The Islamic State of Iraq and the Levant (ISIS) is one of the most formidable and unique terrorist organizations the world has ever seen.
At the moment, it controls a large portion of territory across Iraq and Syria and is estimated to have around 31,500 fighters. To put this into perspective, small countries like Hungary and Uruguay only have around 25,000 troops.
What's more, ISIS is extremely well armed and is the wealthiest terrorist group in history with a net worth of $2 billion. It makes around $3 million a day from oil revenue, human trafficking, theft and extortion.
Furthermore, ISIS employs brutal tactics to cement its position and spread its message. Unfortunately, we witnessed this quite recently with the beheading of a 26-year-old American from Indiana.
Thus, it comes as no surprise that ISIS has been characterized as more extreme and threatening than al-Qaeda.
Yet it's not only ISIS' size and wealth that make it unique, but also its motivations and goals. In many ways, ISIS resembles a country more than a terrorist organization, which isn't unintentional.
ISIS wants to establish an empire.
Over the summer, ISIS announced it had established a caliphate and shortened its name to the Islamic State. A caliphate is a political-religious entity, or Islamic state. It's led by a caliph, a political and religious leader who is a successor to the prophet Muhammad.

===

Exercise tasks.
1. In the article on ISIS, why does it come as no surprise that the group has been called more extreme and threatening than al-Qaeda? Answer in one to three sentences.
2. Answer these questions from the article on ISIS:
(a) About how many fighters is ISIS estimated to have?
(b) From what sources does ISIS make around $3 million a day?
(c) Who leads a caliphate, according to the article?
3. Carry on the article on ISIS from its last sentence.

Information supplied.
===

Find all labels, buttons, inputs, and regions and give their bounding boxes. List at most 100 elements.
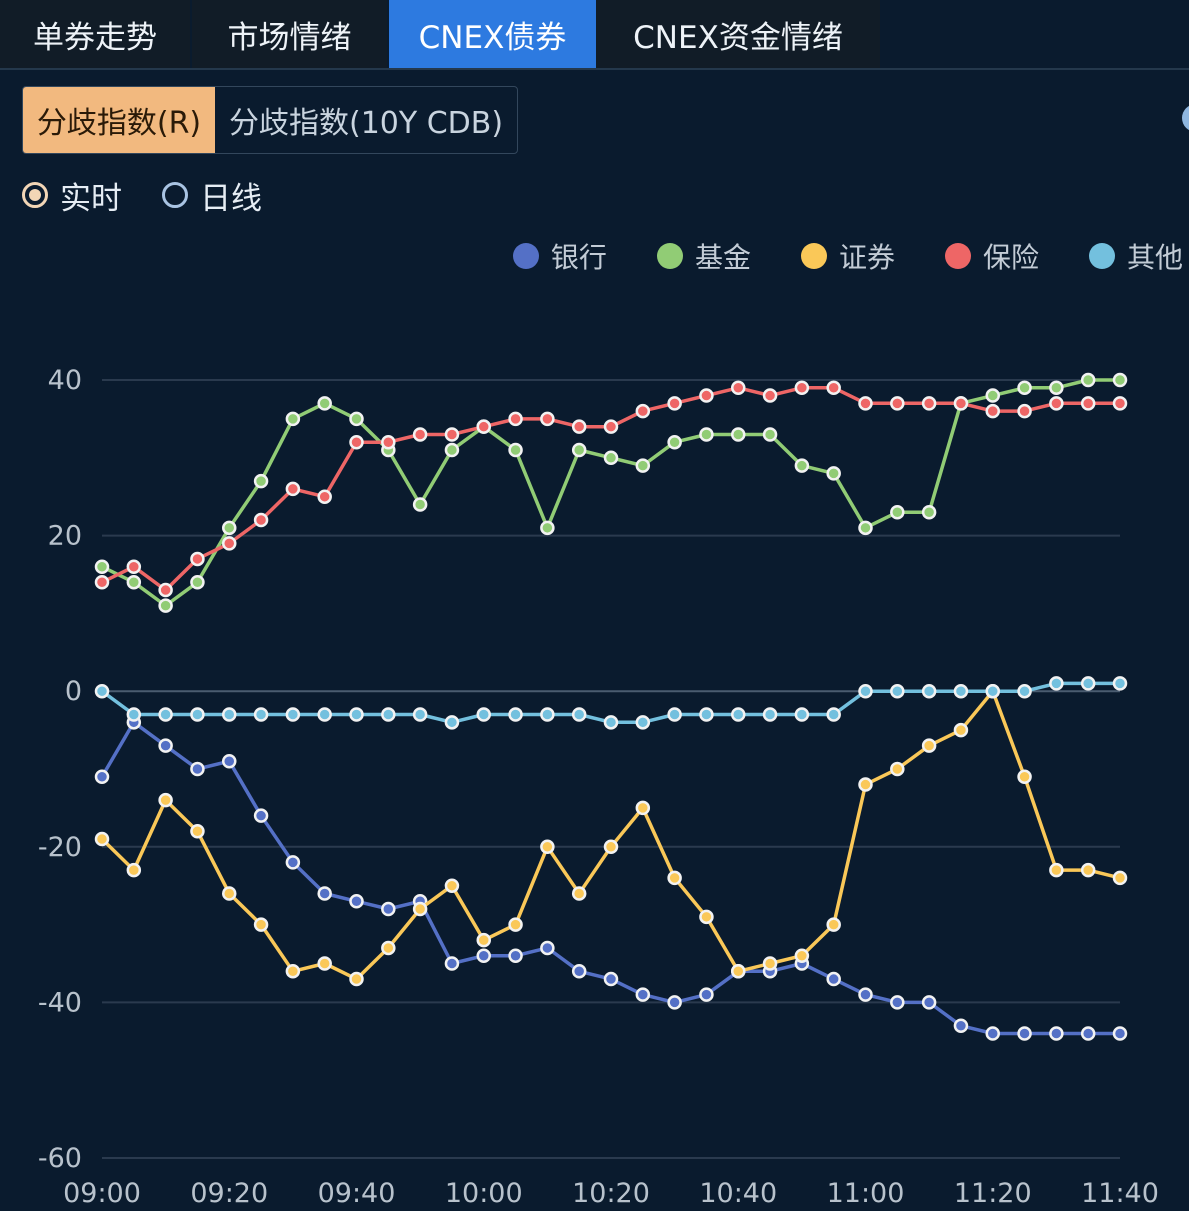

===

Answers to each task.
1. The article says this follows from ISIS controlling a large part of Iraq and Syria with about 31,500 fighters, and from its being extremely well armed and the wealthiest terrorist group in history. It also points to the brutal tactics ISIS uses to cement its position and spread its message, such as the beheading of a 26-year-old American from Indiana.

2.
(a) Around 31,500.
(b) Oil revenue, human trafficking, theft and extortion.
(c) A caliph, a political and religious leader who is a successor to the prophet Muhammad.

3.
Hence, ISIS also declared its leader, Abu Bakr al-Baghdadi, as Caliph of all Muslims. This is akin to saying that he has authority over and speaks for the 1.6 billion Muslims across the world.
Caliphate might be an unfamiliar word to most Westerners, but it is a powerful term in the world of Islam.
Throughout history, caliphates have existed in many forms, including the Ottoman Empire, which ultimately collapsed in 1924. The caliphate ISIS models itself after is less like that of the Ottoman Empire, and more closely resembles early Islamic states.
The original caliphate existed from the time of Muhammad's death, in 632 AD, to the onset of a civil war in 661 that led to the everlasting divide between Sunni and Shia Islam.
Through one of the most successful and rapid military conquests in history, the first caliphate spread Islam and the Arabic language throughout the Middle East, parts of Central Asia and even southern Spain.
There would be a number of other caliphates over the course of history, even larger and more successful than the first.
The entire self-image and propaganda narrative of the Islamic State [ISIS] is based on emulating the early leaders of Islam. Within the lifetimes of these caliphs, the realm of Islam spread like spilled ink to the farthest corners of modern-day Iran and coastal Libya, despite small and humble origins.
Simply put, ISIS has ambitions of reestablishing the glory of former Islamic empires and spreading its influence across the globe.
Yet, the caliphate it imagines is based on a distorted view of Islam that is not conducive to the modern era or the beliefs and practices of a majority of modern-day Muslims.
This is precisely why it utilizes abhorrent tactics, such as beheadings and crucifixions.
The collapse of the Ottoman Empire still matters to terrorists today.
Other Islamic terrorist organizations, like al Qaeda, also desire to establish caliphates. What makes ISIS different is the fact that it actually controls a significant portion of territory and is therefore more justified in making such a proclamation.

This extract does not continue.